Dataset items:
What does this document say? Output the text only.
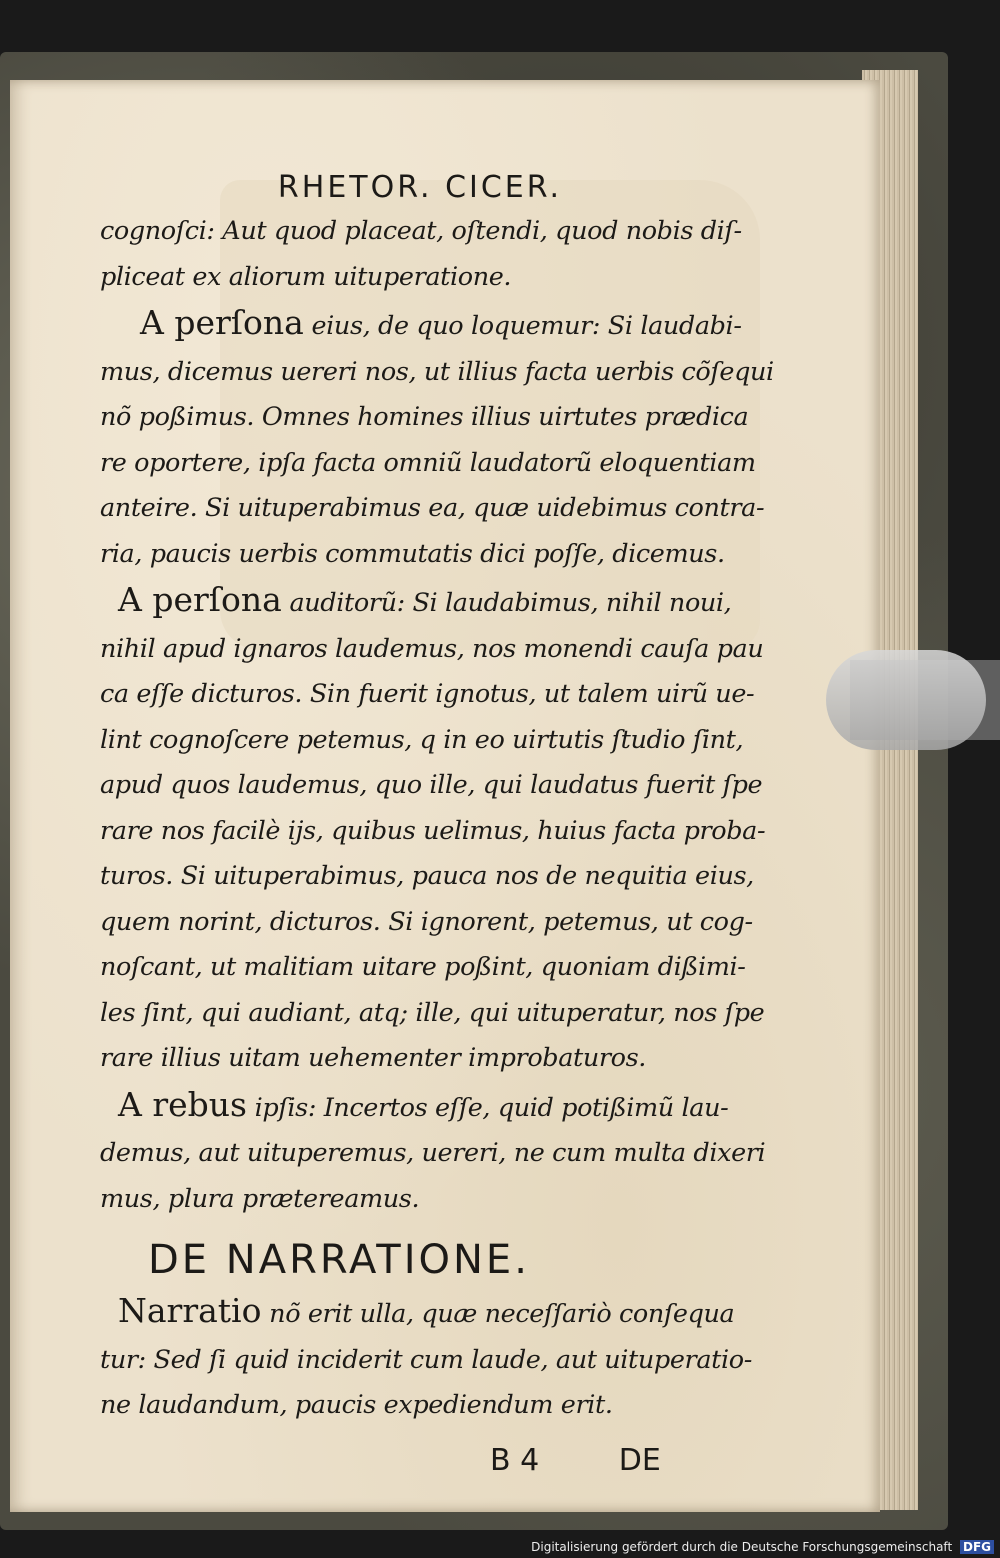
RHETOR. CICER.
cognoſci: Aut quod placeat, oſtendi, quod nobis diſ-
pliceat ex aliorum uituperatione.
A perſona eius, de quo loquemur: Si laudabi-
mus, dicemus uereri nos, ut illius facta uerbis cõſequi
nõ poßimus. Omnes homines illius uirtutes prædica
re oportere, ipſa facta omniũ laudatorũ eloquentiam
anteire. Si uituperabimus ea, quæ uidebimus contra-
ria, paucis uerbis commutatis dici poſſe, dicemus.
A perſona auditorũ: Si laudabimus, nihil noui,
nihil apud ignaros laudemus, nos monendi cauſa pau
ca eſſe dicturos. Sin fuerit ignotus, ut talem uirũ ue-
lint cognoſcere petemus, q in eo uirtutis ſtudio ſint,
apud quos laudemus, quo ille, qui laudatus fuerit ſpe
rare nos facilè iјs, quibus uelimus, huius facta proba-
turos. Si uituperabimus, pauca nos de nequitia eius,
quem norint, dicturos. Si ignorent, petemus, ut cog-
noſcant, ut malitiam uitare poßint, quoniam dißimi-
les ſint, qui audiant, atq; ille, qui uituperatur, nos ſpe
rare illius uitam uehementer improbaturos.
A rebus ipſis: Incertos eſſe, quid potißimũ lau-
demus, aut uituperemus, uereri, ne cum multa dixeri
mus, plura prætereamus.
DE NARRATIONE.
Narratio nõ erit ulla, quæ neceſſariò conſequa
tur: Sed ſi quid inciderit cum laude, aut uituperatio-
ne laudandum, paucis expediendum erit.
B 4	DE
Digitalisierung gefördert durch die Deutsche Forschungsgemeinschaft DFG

Objective — Repeat each entry exactly as it appears; skip any picture.

Answer to this problem —
What does this document say? Output the text only.
RHETOR. CICER.
cognoſci: Aut quod placeat, oſtendi, quod nobis diſ-
pliceat ex aliorum uituperatione.
A perſona eius, de quo loquemur: Si laudabi-
mus, dicemus uereri nos, ut illius facta uerbis cõſequi
nõ poßimus. Omnes homines illius uirtutes prædica
re oportere, ipſa facta omniũ laudatorũ eloquentiam
anteire. Si uituperabimus ea, quæ uidebimus contra-
ria, paucis uerbis commutatis dici poſſe, dicemus.
A perſona auditorũ: Si laudabimus, nihil noui,
nihil apud ignaros laudemus, nos monendi cauſa pau
ca eſſe dicturos. Sin fuerit ignotus, ut talem uirũ ue-
lint cognoſcere petemus, q in eo uirtutis ſtudio ſint,
apud quos laudemus, quo ille, qui laudatus fuerit ſpe
rare nos facilè iјs, quibus uelimus, huius facta proba-
turos. Si uituperabimus, pauca nos de nequitia eius,
quem norint, dicturos. Si ignorent, petemus, ut cog-
noſcant, ut malitiam uitare poßint, quoniam dißimi-
les ſint, qui audiant, atq; ille, qui uituperatur, nos ſpe
rare illius uitam uehementer improbaturos.
A rebus ipſis: Incertos eſſe, quid potißimũ lau-
demus, aut uituperemus, uereri, ne cum multa dixeri
mus, plura prætereamus.
DE NARRATIONE.
Narratio nõ erit ulla, quæ neceſſariò conſequa
tur: Sed ſi quid inciderit cum laude, aut uituperatio-
ne laudandum, paucis expediendum erit.
B 4	DE
Digitalisierung gefördert durch die Deutsche Forschungsgemeinschaft DFG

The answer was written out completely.